>>>>>

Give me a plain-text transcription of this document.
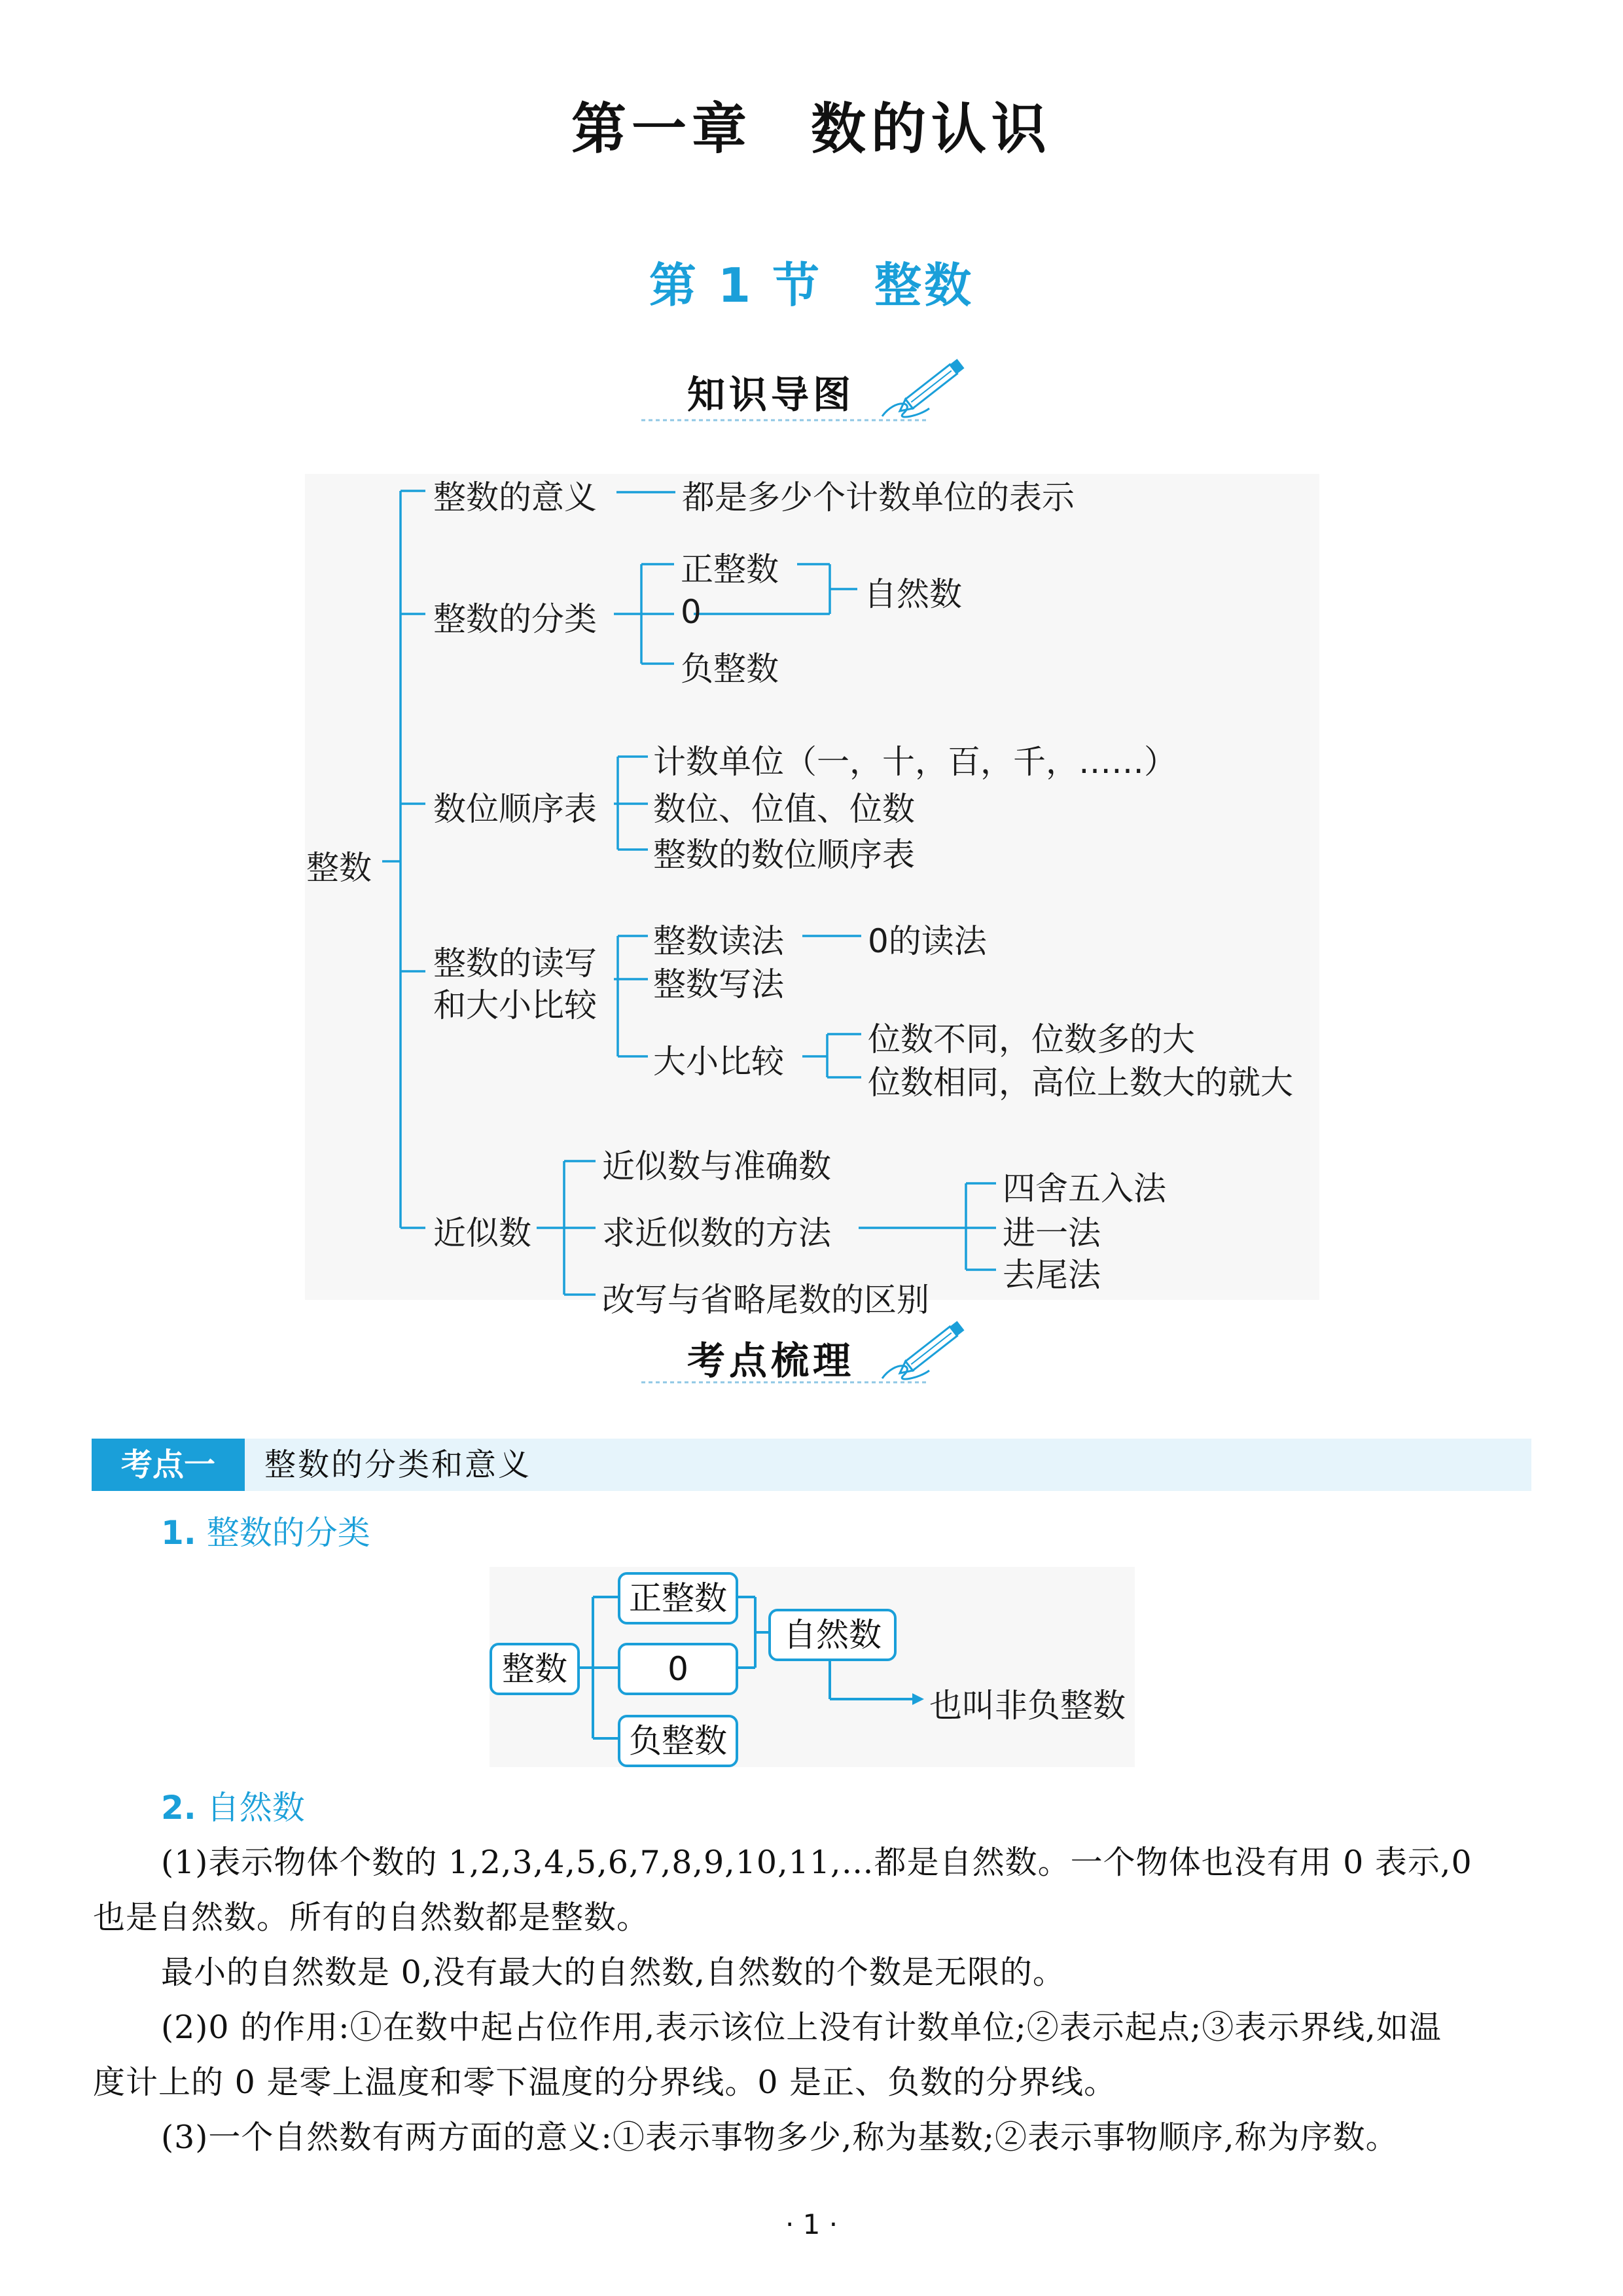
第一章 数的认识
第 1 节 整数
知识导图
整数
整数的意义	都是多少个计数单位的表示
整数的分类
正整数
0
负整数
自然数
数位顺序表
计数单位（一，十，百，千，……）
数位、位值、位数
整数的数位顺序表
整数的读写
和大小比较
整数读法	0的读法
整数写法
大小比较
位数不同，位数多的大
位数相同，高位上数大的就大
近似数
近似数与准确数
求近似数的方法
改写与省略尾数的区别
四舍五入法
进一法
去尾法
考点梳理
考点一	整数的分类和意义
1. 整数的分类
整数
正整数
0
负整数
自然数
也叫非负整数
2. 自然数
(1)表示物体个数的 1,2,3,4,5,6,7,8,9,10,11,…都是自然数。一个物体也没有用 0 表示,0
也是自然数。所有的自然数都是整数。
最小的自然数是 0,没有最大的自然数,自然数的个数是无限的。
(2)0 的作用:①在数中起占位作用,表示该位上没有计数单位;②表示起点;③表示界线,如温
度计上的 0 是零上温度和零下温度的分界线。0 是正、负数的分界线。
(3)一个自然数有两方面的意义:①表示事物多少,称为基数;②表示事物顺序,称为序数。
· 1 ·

<<<<<
>>>>>

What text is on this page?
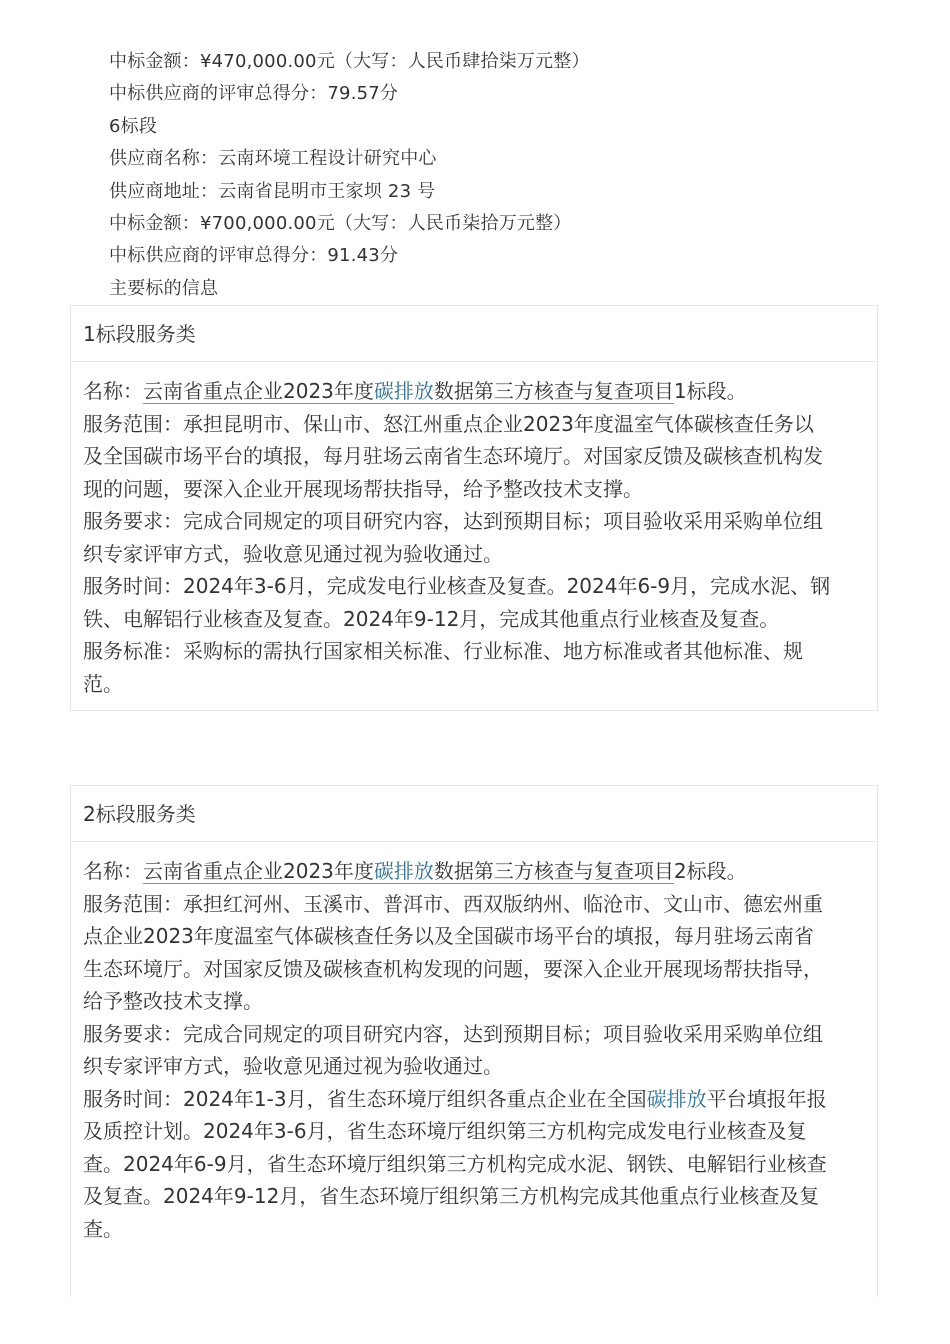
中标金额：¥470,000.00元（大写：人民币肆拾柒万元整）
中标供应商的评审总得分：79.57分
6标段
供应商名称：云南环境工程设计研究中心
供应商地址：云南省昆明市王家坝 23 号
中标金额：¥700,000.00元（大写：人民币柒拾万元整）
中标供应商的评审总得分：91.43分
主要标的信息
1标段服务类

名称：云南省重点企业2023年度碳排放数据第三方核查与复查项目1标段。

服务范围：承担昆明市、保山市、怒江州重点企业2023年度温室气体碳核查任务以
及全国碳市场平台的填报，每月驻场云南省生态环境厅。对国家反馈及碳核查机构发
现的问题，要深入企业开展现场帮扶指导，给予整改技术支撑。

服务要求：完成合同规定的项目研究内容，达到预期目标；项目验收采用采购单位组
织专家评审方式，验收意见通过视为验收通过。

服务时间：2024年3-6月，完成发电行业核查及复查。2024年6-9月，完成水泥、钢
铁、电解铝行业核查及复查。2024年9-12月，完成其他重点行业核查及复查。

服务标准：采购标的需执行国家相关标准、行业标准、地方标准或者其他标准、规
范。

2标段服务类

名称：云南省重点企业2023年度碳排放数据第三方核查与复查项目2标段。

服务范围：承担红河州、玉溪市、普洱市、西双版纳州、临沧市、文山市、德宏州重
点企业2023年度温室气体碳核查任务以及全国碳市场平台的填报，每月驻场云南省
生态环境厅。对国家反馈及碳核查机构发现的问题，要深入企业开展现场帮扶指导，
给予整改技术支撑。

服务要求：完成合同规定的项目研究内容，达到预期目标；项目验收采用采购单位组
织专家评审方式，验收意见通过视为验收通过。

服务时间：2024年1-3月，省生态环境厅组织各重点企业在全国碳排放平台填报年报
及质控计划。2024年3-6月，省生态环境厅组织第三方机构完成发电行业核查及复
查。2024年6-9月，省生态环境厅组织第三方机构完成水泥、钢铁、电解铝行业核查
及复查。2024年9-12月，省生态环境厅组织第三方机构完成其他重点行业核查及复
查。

<<<<<

▶ _Exercise aim_
Copy every line that contains the string "text".

▶ _Solution for this task_
Give me a plain-text transcription of this document.
What text is on this page?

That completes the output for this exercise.